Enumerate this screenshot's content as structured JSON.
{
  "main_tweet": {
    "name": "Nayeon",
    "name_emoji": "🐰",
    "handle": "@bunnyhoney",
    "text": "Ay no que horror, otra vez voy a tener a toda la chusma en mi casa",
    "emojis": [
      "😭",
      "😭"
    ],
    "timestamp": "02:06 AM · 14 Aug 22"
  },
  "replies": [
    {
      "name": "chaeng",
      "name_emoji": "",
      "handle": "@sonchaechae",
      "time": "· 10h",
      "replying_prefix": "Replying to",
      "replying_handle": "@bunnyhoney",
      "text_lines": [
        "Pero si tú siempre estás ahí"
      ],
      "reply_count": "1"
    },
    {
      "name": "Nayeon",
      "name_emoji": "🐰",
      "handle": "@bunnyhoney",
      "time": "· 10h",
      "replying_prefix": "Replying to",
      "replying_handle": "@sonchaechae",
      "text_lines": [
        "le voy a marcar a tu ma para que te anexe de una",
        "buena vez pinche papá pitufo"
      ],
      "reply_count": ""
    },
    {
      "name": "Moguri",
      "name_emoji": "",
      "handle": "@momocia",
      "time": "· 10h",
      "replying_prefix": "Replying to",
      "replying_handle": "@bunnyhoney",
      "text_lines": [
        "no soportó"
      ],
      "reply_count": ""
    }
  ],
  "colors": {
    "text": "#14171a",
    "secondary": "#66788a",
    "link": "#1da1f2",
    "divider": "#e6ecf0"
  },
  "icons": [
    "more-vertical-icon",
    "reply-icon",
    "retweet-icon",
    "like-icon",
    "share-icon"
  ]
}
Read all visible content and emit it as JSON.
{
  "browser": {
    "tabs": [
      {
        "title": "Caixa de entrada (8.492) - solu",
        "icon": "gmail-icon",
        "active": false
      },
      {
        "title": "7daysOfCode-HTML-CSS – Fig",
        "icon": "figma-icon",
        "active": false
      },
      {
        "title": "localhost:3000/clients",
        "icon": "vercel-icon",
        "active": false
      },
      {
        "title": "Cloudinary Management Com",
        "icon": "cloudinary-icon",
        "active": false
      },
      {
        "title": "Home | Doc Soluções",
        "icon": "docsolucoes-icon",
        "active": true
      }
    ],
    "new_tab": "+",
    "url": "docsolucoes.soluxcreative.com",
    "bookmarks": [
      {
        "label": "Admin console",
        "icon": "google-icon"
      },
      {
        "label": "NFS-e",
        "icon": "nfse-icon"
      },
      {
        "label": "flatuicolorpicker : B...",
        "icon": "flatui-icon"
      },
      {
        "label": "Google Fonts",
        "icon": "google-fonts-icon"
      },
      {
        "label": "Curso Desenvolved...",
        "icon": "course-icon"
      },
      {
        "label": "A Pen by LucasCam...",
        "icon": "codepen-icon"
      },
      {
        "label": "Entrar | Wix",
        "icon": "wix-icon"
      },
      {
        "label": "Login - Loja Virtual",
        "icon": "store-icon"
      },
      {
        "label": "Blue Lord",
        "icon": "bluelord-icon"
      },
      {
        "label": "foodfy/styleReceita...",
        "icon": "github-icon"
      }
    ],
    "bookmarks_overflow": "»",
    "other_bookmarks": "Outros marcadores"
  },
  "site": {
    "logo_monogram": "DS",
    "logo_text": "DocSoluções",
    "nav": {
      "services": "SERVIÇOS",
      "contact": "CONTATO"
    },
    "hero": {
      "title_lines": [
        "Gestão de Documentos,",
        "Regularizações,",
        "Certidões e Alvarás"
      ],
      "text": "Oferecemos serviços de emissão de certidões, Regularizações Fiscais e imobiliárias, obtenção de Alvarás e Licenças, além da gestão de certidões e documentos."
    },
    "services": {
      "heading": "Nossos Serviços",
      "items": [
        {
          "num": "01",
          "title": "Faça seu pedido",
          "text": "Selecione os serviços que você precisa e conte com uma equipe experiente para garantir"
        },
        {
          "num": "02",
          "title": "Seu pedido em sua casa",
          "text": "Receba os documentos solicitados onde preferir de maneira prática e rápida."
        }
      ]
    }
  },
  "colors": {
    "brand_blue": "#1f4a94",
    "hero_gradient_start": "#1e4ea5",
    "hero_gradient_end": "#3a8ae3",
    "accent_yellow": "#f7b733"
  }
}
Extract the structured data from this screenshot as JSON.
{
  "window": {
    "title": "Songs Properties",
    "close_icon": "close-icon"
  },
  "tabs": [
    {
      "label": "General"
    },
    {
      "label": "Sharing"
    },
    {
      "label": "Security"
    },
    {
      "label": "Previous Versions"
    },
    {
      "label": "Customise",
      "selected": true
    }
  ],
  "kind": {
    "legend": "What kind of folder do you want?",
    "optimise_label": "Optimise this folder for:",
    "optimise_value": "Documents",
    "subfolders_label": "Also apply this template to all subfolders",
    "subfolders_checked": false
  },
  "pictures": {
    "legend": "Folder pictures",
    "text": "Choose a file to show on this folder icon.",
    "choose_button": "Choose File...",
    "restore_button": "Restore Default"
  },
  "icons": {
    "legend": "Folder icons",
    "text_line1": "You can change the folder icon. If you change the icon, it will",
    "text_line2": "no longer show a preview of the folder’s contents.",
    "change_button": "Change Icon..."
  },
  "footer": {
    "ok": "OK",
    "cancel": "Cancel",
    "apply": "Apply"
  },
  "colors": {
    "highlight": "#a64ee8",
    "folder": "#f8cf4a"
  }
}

──────────

Problem details »
Produce an exact copy of the whole listing.

Result »
Enumerate this screenshot's content as structured JSON.
{
  "main_tweet": {
    "name": "Nayeon",
    "name_emoji": "🐰",
    "handle": "@bunnyhoney",
    "text": "Ay no que horror, otra vez voy a tener a toda la chusma en mi casa",
    "emojis": [
      "😭",
      "😭"
    ],
    "timestamp": "02:06 AM · 14 Aug 22"
  },
  "replies": [
    {
      "name": "chaeng",
      "name_emoji": "",
      "handle": "@sonchaechae",
      "time": "· 10h",
      "replying_prefix": "Replying to",
      "replying_handle": "@bunnyhoney",
      "text_lines": [
        "Pero si tú siempre estás ahí"
      ],
      "reply_count": "1"
    },
    {
      "name": "Nayeon",
      "name_emoji": "🐰",
      "handle": "@bunnyhoney",
      "time": "· 10h",
      "replying_prefix": "Replying to",
      "replying_handle": "@sonchaechae",
      "text_lines": [
        "le voy a marcar a tu ma para que te anexe de una",
        "buena vez pinche papá pitufo"
      ],
      "reply_count": ""
    },
    {
      "name": "Moguri",
      "name_emoji": "",
      "handle": "@momocia",
      "time": "· 10h",
      "replying_prefix": "Replying to",
      "replying_handle": "@bunnyhoney",
      "text_lines": [
        "no soportó"
      ],
      "reply_count": ""
    }
  ],
  "colors": {
    "text": "#14171a",
    "secondary": "#66788a",
    "link": "#1da1f2",
    "divider": "#e6ecf0"
  },
  "icons": [
    "more-vertical-icon",
    "reply-icon",
    "retweet-icon",
    "like-icon",
    "share-icon"
  ]
}
Read all visible content and emit it as JSON.
{
  "browser": {
    "tabs": [
      {
        "title": "Caixa de entrada (8.492) - solu",
        "icon": "gmail-icon",
        "active": false
      },
      {
        "title": "7daysOfCode-HTML-CSS – Fig",
        "icon": "figma-icon",
        "active": false
      },
      {
        "title": "localhost:3000/clients",
        "icon": "vercel-icon",
        "active": false
      },
      {
        "title": "Cloudinary Management Com",
        "icon": "cloudinary-icon",
        "active": false
      },
      {
        "title": "Home | Doc Soluções",
        "icon": "docsolucoes-icon",
        "active": true
      }
    ],
    "new_tab": "+",
    "url": "docsolucoes.soluxcreative.com",
    "bookmarks": [
      {
        "label": "Admin console",
        "icon": "google-icon"
      },
      {
        "label": "NFS-e",
        "icon": "nfse-icon"
      },
      {
        "label": "flatuicolorpicker : B...",
        "icon": "flatui-icon"
      },
      {
        "label": "Google Fonts",
        "icon": "google-fonts-icon"
      },
      {
        "label": "Curso Desenvolved...",
        "icon": "course-icon"
      },
      {
        "label": "A Pen by LucasCam...",
        "icon": "codepen-icon"
      },
      {
        "label": "Entrar | Wix",
        "icon": "wix-icon"
      },
      {
        "label": "Login - Loja Virtual",
        "icon": "store-icon"
      },
      {
        "label": "Blue Lord",
        "icon": "bluelord-icon"
      },
      {
        "label": "foodfy/styleReceita...",
        "icon": "github-icon"
      }
    ],
    "bookmarks_overflow": "»",
    "other_bookmarks": "Outros marcadores"
  },
  "site": {
    "logo_monogram": "DS",
    "logo_text": "DocSoluções",
    "nav": {
      "services": "SERVIÇOS",
      "contact": "CONTATO"
    },
    "hero": {
      "title_lines": [
        "Gestão de Documentos,",
        "Regularizações,",
        "Certidões e Alvarás"
      ],
      "text": "Oferecemos serviços de emissão de certidões, Regularizações Fiscais e imobiliárias, obtenção de Alvarás e Licenças, além da gestão de certidões e documentos."
    },
    "services": {
      "heading": "Nossos Serviços",
      "items": [
        {
          "num": "01",
          "title": "Faça seu pedido",
          "text": "Selecione os serviços que você precisa e conte com uma equipe experiente para garantir"
        },
        {
          "num": "02",
          "title": "Seu pedido em sua casa",
          "text": "Receba os documentos solicitados onde preferir de maneira prática e rápida."
        }
      ]
    }
  },
  "colors": {
    "brand_blue": "#1f4a94",
    "hero_gradient_start": "#1e4ea5",
    "hero_gradient_end": "#3a8ae3",
    "accent_yellow": "#f7b733"
  }
}
Extract the structured data from this screenshot as JSON.
{
  "window": {
    "title": "Songs Properties",
    "close_icon": "close-icon"
  },
  "tabs": [
    {
      "label": "General"
    },
    {
      "label": "Sharing"
    },
    {
      "label": "Security"
    },
    {
      "label": "Previous Versions"
    },
    {
      "label": "Customise",
      "selected": true
    }
  ],
  "kind": {
    "legend": "What kind of folder do you want?",
    "optimise_label": "Optimise this folder for:",
    "optimise_value": "Documents",
    "subfolders_label": "Also apply this template to all subfolders",
    "subfolders_checked": false
  },
  "pictures": {
    "legend": "Folder pictures",
    "text": "Choose a file to show on this folder icon.",
    "choose_button": "Choose File...",
    "restore_button": "Restore Default"
  },
  "icons": {
    "legend": "Folder icons",
    "text_line1": "You can change the folder icon. If you change the icon, it will",
    "text_line2": "no longer show a preview of the folder’s contents.",
    "change_button": "Change Icon..."
  },
  "footer": {
    "ok": "OK",
    "cancel": "Cancel",
    "apply": "Apply"
  },
  "colors": {
    "highlight": "#a64ee8",
    "folder": "#f8cf4a"
  }
}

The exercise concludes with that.